(Stored dataset items)
>> begin

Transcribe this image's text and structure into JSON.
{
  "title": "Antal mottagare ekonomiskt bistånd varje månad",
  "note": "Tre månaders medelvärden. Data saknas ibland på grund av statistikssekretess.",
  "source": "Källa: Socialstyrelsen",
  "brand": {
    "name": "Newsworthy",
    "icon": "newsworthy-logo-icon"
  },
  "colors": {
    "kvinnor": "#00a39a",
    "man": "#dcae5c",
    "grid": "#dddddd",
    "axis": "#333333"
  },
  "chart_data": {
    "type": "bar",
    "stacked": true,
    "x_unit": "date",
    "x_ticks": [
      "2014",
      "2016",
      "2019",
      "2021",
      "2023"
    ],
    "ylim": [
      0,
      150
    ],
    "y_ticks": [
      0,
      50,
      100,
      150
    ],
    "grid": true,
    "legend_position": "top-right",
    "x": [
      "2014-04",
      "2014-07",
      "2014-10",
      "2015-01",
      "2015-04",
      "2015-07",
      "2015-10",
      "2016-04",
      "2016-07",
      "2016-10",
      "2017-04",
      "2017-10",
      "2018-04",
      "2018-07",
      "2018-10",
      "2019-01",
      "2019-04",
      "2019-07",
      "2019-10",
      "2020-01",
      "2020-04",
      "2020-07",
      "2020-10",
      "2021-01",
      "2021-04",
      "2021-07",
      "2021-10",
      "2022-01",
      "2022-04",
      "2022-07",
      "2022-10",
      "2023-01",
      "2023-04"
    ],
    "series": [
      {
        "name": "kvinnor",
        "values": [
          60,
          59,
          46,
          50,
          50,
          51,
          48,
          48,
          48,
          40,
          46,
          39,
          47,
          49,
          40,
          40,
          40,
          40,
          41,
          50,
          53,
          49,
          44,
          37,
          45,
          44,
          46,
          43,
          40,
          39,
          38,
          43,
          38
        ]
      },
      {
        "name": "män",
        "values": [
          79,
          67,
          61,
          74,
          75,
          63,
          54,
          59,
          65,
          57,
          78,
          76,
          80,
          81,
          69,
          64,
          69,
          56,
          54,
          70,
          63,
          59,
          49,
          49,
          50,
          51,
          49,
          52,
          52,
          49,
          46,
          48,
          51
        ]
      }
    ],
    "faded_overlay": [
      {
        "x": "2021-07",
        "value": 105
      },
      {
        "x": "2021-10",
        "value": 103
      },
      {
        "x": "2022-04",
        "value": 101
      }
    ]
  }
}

>> end

Report each line in the data that holds the word "name".

    "name": "Newsworthy",
        "name": "kvinnor",
        "name": "män",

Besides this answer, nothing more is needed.